| Opdracht |
Schrijf het volgende deel van de tekst over de extra belastingen voor de Nederlandse industrie en begin direct na de laatste zin ervan.

| Tekstfragment |
────────────────────────────────────────

Maar het energieverbruik van industriële concerns is niet te vergelijken met dat van huishoudens. Het belasten daarvan brengt hun winstgevendheid in gevaar. Opvallend is dat het kabinet in de Memorie van Toelichting erkent dat de wet de Nederlandse industrie in de problemen zal brengen. Dit aangezien de omringende landen, Duitsland, Frankrijk, België en het Verenigd Koninkrijk, dezelfde vrijstellingen toepassen en niet van plan zijn om deze af te schaffen. Hierdoor verslechtert de concurrentiepositie van de Nederlandse bedrijven, zodat er een “weglekrisico” bestaat, erkent het kabinet.
Daar komt bij dat de hogere energiekosten niets zullen gaan bijdragen aan vermindering van de CO2-uitstoot. Er zal geen sprake zijn van een “significante CO2-reductie”, geeft het kabinet toe. Wèl gaat het de schatkist geld opleveren. De “budgettaire opbrengst” wordt geschat op 166 tot 182 miljoen euro per jaar. Voor zolang als de bedrijven blijven produceren natuurlijk.
Dit is nog niet het hele verhaal, want de nieuwe wet levert nog meer lastenverzwaringen op voor de industrie. Zo wordt het gebruik van steenkool, bruinkool en cokes vanaf 2028 een stuk zwaarder belast. De zware industrie maakt nog altijd veel gebruik van kolen en zal daar, gezien het voornemen van de EU om in 2027 geen Russisch gas meer te importeren, zeker afhankelijk van blijven. De kolenbelasting leidt in 2028 tot een “budgettaire opbrengst” van 84 miljoen euro, becijfert het kabinet. Tegelijkertijd wordt erkend dat “in andere landen niet wordt overwogen” om het gebruik van kolen te belasten. Onderzoeksbureau Kalavasta concludeert dan ook dat de lastenverzwaringen “niet of nauwelijks kunnen worden doorberekend en daarmee ijzer- en staalproductie in Nederland meer verliesgevend maken.” Daar komt bij dat “de maatregel vrijwel geen effect heeft op het reduceren van broeikasgasemissies”, zo erkent het kabinet. Sterker, “indien de productie van staal deels naar het buitenland verplaatst, is het mogelijk dat de uitstoot van broeikasgassen en de lokale milieuschade elders toenemen”.

────────────────────────────────────────

Opgeslagen gegevens
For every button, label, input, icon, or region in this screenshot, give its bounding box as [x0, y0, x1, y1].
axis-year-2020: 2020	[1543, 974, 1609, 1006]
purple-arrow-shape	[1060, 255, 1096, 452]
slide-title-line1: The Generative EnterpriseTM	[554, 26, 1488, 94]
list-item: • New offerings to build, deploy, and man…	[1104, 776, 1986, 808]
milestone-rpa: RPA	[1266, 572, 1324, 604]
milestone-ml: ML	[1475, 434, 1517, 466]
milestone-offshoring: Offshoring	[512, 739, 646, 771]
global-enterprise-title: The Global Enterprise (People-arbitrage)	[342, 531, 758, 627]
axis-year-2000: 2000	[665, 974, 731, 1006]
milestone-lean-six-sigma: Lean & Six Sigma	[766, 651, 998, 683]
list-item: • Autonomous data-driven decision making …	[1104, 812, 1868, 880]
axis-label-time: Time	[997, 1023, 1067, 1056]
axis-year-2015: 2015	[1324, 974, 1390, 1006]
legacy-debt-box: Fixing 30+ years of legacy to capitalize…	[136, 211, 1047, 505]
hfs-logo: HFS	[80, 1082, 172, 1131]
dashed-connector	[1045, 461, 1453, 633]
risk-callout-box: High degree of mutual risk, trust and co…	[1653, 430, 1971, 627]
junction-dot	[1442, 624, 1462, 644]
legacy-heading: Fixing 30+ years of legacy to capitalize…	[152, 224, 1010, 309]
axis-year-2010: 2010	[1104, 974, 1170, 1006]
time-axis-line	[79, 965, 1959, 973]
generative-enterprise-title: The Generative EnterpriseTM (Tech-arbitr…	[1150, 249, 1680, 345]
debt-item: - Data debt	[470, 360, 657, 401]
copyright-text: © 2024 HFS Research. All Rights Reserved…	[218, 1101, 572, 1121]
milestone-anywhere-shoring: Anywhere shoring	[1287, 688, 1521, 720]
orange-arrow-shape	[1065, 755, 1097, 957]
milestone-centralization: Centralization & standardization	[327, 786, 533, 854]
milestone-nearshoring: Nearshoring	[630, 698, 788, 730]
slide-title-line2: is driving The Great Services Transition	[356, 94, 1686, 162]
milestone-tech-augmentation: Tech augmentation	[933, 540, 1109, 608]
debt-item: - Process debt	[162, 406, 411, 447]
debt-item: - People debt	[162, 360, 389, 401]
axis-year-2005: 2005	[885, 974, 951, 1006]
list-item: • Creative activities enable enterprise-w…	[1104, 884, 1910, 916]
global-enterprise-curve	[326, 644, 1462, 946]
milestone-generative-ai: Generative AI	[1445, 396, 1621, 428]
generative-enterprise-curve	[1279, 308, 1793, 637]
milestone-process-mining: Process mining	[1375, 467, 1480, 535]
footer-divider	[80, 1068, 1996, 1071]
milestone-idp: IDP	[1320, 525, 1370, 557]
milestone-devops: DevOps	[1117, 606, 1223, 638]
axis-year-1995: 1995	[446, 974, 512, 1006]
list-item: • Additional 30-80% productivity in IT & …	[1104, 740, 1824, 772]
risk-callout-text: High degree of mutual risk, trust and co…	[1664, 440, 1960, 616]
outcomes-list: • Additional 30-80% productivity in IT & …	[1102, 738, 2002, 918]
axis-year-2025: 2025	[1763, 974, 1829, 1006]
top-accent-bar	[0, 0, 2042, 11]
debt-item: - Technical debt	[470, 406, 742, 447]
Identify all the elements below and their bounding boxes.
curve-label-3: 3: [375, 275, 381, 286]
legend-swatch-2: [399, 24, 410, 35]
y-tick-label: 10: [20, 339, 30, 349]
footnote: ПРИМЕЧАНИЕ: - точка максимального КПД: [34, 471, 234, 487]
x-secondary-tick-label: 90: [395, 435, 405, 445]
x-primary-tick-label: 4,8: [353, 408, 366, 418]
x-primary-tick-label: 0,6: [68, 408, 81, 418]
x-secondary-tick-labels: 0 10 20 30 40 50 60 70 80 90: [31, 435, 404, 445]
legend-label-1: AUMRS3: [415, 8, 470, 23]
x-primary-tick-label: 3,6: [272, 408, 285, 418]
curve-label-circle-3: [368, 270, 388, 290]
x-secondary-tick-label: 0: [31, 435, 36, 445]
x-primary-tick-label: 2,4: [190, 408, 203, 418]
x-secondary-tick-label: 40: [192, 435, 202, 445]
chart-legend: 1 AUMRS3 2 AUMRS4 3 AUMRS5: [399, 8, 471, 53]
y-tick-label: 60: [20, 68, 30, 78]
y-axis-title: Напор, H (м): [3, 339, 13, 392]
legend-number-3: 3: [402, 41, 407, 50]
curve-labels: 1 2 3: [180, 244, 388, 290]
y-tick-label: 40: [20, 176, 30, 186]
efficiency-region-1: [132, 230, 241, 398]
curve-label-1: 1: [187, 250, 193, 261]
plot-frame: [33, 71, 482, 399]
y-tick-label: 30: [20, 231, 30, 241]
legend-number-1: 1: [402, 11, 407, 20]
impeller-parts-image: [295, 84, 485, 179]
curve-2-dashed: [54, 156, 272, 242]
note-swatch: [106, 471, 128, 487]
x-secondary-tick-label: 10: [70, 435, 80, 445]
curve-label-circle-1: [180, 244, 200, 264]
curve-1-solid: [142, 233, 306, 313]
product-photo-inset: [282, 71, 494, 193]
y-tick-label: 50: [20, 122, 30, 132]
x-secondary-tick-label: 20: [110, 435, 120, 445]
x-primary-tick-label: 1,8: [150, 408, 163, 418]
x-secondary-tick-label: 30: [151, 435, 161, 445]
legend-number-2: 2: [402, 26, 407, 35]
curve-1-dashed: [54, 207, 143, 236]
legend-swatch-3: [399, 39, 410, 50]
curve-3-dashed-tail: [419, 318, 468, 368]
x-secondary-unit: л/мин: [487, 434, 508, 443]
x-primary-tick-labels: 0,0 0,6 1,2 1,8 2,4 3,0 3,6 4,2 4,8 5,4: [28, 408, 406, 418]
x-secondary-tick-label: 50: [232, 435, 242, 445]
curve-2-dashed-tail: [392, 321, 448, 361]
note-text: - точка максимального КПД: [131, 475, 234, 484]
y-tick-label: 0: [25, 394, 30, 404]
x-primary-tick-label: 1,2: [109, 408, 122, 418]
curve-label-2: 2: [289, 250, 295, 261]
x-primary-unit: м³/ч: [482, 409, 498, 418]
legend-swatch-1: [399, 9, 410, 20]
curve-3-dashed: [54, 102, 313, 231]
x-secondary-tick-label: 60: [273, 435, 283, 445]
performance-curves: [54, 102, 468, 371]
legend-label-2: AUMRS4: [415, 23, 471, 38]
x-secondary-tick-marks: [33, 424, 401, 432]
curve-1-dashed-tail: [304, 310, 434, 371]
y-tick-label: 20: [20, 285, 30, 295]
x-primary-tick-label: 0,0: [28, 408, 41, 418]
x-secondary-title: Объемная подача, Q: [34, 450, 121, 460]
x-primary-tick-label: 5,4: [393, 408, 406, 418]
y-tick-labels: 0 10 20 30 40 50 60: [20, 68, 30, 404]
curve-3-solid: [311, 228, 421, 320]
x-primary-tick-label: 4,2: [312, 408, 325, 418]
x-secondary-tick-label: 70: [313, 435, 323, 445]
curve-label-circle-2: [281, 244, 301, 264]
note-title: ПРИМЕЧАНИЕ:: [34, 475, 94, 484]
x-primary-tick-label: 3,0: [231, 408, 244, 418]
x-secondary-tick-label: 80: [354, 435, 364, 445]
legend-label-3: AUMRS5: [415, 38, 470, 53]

────────────────────────────────────────

| Juist antwoord |
De wet verhoogt verder ook nog de minimumprijs die de industrie voor haar CO2-uitstoot moet gaan betalen. Dit is weer een andere maatregel waar de industrie mee te maken heeft. De Nederlandse Emissieautoriteit (NEA), de toezichthouder op de CO2-markt, stelt dat er zelfs nog “drie additionele prijsmechanismen” zijn waarmee de energiekosten voor de industrie worden verhoogd. Dit “stapelen van regelgeving is moeilijk uitlegbaar en zorgt voor onnodige onduidelijkheid en lasten bij het bedrijfsleven”, aldus het NEA.
Gezien het rampzalige effect van de wetgeving op de industrie, zou je je kunnen afvragen of de wet deel uitmaakt van een groter plan om de industrie Nederland uit te jagen, en ons land om te vormen tot een diensteneconomie. Dit zou dan weer passen in het plaatje van de ‘Grote Verbouwing’ van Nederland, waar deze krant vorige week over berichtte, en in het idee van de ‘Tri-state city’, waarin Nederland één grote stad wordt, met nauwelijks nog plaats voor landbouw en industrie. BBB wil het in ieder geval niet zover laten komen, zegt woordvoerder Vermeer. “Wij gaan hier zeker niet mee instemmen in de Eerste Kamer.”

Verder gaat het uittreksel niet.